» WRITTEN REQUEST
Can you output the records below exactly as they are written?

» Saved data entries
# # # #
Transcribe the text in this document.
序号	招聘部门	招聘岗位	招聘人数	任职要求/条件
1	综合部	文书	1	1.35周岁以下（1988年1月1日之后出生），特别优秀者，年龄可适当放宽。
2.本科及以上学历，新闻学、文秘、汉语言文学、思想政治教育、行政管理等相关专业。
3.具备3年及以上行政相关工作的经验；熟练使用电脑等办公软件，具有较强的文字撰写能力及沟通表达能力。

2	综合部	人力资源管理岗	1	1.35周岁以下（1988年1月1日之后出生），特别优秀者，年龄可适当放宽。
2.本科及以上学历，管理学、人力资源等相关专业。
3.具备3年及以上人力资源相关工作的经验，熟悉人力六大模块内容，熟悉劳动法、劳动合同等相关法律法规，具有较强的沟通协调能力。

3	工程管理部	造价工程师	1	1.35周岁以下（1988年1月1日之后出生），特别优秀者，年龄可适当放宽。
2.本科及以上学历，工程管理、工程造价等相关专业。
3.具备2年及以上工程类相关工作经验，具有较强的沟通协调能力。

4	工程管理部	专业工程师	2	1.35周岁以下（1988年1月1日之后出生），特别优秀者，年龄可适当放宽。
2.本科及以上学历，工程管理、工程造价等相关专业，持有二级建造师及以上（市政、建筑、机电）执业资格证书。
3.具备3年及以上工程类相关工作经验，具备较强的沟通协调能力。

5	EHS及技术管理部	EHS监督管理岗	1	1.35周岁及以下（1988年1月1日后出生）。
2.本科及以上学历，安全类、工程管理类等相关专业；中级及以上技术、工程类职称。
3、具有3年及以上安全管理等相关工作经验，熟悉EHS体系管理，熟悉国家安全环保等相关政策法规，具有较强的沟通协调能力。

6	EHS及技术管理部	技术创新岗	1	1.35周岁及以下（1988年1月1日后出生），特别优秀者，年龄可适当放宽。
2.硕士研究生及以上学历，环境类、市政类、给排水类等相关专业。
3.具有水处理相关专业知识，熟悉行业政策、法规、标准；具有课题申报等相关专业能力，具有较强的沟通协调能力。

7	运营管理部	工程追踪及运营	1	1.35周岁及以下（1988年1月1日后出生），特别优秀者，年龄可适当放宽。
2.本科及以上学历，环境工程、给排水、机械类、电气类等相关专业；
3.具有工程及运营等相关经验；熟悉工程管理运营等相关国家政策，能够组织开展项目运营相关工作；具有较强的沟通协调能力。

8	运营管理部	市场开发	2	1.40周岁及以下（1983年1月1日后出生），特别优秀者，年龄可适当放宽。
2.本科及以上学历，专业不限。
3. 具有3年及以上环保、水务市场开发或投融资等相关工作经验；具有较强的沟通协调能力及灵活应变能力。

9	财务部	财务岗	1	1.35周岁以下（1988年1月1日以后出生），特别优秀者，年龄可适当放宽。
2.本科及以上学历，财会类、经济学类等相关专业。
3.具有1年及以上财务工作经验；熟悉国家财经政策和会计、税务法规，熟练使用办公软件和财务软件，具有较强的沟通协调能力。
# # # #
» RESPONSE TO THIS EXERCISE
Transcribe the text in this document.
序号	招聘部门	招聘岗位	招聘人数	任职要求/条件
1	综合部	文书	1	1.35周岁以下（1988年1月1日之后出生），特别优秀者，年龄可适当放宽。
2.本科及以上学历，新闻学、文秘、汉语言文学、思想政治教育、行政管理等相关专业。
3.具备3年及以上行政相关工作的经验；熟练使用电脑等办公软件，具有较强的文字撰写能力及沟通表达能力。

2	综合部	人力资源管理岗	1	1.35周岁以下（1988年1月1日之后出生），特别优秀者，年龄可适当放宽。
2.本科及以上学历，管理学、人力资源等相关专业。
3.具备3年及以上人力资源相关工作的经验，熟悉人力六大模块内容，熟悉劳动法、劳动合同等相关法律法规，具有较强的沟通协调能力。

3	工程管理部	造价工程师	1	1.35周岁以下（1988年1月1日之后出生），特别优秀者，年龄可适当放宽。
2.本科及以上学历，工程管理、工程造价等相关专业。
3.具备2年及以上工程类相关工作经验，具有较强的沟通协调能力。

4	工程管理部	专业工程师	2	1.35周岁以下（1988年1月1日之后出生），特别优秀者，年龄可适当放宽。
2.本科及以上学历，工程管理、工程造价等相关专业，持有二级建造师及以上（市政、建筑、机电）执业资格证书。
3.具备3年及以上工程类相关工作经验，具备较强的沟通协调能力。

5	EHS及技术管理部	EHS监督管理岗	1	1.35周岁及以下（1988年1月1日后出生）。
2.本科及以上学历，安全类、工程管理类等相关专业；中级及以上技术、工程类职称。
3、具有3年及以上安全管理等相关工作经验，熟悉EHS体系管理，熟悉国家安全环保等相关政策法规，具有较强的沟通协调能力。

6	EHS及技术管理部	技术创新岗	1	1.35周岁及以下（1988年1月1日后出生），特别优秀者，年龄可适当放宽。
2.硕士研究生及以上学历，环境类、市政类、给排水类等相关专业。
3.具有水处理相关专业知识，熟悉行业政策、法规、标准；具有课题申报等相关专业能力，具有较强的沟通协调能力。

7	运营管理部	工程追踪及运营	1	1.35周岁及以下（1988年1月1日后出生），特别优秀者，年龄可适当放宽。
2.本科及以上学历，环境工程、给排水、机械类、电气类等相关专业；
3.具有工程及运营等相关经验；熟悉工程管理运营等相关国家政策，能够组织开展项目运营相关工作；具有较强的沟通协调能力。

8	运营管理部	市场开发	2	1.40周岁及以下（1983年1月1日后出生），特别优秀者，年龄可适当放宽。
2.本科及以上学历，专业不限。
3. 具有3年及以上环保、水务市场开发或投融资等相关工作经验；具有较强的沟通协调能力及灵活应变能力。

9	财务部	财务岗	1	1.35周岁以下（1988年1月1日以后出生），特别优秀者，年龄可适当放宽。
2.本科及以上学历，财会类、经济学类等相关专业。
3.具有1年及以上财务工作经验；熟悉国家财经政策和会计、税务法规，熟练使用办公软件和财务软件，具有较强的沟通协调能力。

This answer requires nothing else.